Stored data:
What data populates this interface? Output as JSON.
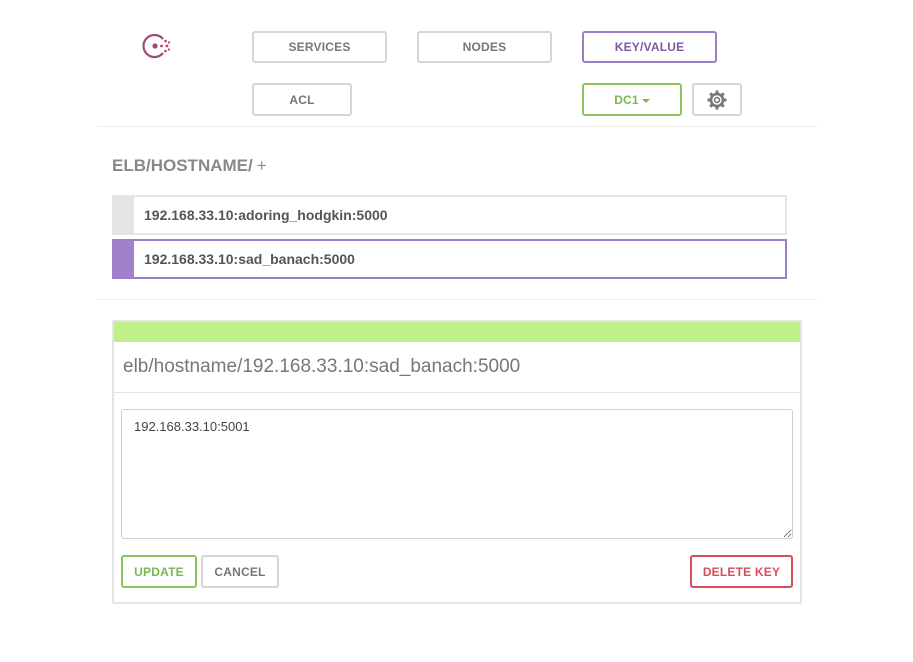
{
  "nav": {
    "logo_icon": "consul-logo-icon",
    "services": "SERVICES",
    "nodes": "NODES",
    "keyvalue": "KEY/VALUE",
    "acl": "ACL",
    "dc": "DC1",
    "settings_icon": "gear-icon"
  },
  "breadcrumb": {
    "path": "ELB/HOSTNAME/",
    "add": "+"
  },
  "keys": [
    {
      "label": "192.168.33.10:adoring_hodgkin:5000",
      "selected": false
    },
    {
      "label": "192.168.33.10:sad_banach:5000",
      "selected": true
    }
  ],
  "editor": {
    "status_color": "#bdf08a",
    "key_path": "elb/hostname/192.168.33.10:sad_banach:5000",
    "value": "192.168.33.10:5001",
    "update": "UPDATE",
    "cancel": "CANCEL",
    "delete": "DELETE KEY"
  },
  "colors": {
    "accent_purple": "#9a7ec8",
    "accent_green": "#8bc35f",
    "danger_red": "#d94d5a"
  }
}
* * *
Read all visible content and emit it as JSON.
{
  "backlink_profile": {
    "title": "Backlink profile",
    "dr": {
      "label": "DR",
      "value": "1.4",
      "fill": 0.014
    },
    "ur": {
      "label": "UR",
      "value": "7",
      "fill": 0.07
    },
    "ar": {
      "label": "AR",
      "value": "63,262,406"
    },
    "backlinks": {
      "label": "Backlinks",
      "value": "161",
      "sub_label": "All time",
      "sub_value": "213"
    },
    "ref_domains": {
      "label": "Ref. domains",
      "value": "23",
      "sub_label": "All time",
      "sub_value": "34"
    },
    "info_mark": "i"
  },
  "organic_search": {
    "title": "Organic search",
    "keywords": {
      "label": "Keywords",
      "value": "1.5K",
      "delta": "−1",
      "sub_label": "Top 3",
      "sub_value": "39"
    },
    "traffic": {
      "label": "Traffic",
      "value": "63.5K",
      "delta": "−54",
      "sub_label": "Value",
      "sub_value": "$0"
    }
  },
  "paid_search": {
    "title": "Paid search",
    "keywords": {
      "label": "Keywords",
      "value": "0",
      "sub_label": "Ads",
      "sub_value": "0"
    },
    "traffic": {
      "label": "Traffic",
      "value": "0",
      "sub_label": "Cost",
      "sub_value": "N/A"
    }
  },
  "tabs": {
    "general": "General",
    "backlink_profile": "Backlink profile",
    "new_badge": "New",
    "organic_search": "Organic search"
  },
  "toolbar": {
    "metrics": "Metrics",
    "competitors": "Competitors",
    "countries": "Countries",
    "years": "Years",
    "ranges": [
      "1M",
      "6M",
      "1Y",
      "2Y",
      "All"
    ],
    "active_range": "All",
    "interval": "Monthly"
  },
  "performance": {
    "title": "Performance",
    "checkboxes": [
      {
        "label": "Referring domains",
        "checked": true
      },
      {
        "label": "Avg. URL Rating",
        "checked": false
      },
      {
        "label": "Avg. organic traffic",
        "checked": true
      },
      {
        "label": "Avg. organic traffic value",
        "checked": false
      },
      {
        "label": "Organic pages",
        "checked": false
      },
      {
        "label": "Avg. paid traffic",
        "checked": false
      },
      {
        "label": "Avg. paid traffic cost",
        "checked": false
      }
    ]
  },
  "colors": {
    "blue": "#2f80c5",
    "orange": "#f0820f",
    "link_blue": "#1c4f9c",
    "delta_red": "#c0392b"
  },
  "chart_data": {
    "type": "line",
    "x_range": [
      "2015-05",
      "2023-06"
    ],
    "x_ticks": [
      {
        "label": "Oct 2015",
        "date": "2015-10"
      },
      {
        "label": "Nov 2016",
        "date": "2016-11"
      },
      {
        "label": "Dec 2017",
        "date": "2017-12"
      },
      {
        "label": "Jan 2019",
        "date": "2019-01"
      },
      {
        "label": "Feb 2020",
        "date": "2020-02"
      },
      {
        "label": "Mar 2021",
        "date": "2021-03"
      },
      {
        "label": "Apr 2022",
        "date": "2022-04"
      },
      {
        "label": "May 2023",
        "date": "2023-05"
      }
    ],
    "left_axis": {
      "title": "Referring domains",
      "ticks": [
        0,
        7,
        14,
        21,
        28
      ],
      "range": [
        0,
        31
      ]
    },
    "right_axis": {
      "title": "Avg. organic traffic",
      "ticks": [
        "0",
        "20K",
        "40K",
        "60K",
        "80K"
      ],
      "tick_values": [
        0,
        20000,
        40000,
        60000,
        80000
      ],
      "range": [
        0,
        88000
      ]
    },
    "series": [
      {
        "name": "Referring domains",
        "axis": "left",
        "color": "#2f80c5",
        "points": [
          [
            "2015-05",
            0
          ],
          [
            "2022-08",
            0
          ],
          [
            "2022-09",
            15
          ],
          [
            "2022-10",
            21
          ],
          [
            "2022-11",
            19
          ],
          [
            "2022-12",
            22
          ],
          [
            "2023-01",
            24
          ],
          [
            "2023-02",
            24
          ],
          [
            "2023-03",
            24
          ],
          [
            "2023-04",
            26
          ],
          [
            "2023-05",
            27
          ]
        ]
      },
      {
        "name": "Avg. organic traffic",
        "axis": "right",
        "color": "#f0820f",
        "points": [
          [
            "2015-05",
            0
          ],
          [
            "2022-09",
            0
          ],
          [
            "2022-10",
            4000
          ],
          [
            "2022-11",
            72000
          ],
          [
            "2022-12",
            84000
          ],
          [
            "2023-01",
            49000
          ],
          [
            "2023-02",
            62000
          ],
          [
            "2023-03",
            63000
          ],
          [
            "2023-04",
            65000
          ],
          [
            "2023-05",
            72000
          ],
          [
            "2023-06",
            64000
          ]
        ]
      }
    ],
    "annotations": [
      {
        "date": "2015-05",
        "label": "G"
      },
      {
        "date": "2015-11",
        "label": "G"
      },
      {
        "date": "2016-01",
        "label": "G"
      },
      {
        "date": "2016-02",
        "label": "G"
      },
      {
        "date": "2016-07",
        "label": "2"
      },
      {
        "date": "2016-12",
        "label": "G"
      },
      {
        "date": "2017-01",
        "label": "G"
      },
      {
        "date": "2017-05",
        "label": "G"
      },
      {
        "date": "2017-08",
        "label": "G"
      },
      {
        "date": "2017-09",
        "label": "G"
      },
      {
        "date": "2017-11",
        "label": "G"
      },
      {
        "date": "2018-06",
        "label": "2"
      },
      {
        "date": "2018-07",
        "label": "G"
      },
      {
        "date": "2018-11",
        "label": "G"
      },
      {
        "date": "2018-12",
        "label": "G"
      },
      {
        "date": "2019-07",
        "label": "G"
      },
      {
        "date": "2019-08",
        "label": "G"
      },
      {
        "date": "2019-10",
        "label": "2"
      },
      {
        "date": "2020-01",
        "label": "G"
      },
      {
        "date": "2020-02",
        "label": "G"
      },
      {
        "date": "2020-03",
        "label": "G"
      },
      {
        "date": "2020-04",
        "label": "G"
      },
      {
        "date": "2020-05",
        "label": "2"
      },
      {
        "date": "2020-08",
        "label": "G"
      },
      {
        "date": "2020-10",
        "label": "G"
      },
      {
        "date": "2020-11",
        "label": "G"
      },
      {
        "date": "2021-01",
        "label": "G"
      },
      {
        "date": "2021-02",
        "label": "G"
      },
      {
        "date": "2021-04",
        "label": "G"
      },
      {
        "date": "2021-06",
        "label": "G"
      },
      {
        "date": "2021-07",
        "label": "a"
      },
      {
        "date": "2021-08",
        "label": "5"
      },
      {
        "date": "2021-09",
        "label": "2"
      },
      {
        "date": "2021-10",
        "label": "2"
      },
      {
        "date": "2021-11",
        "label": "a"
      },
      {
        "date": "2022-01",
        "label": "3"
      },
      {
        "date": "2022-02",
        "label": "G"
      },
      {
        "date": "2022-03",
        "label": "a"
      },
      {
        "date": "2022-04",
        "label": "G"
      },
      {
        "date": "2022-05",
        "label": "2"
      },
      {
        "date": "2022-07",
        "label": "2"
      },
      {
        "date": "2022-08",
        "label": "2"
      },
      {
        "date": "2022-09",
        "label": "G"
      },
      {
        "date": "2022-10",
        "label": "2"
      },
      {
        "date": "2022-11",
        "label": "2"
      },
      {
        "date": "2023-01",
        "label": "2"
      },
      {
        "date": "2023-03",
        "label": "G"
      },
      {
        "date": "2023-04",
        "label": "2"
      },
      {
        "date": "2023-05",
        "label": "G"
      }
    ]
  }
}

TASK REQUIREMENTS:
From the entries above, copy every line containing the word "JSON".

TASK ANSWER:
What data populates this interface? Output as JSON.
Read all visible content and emit it as JSON.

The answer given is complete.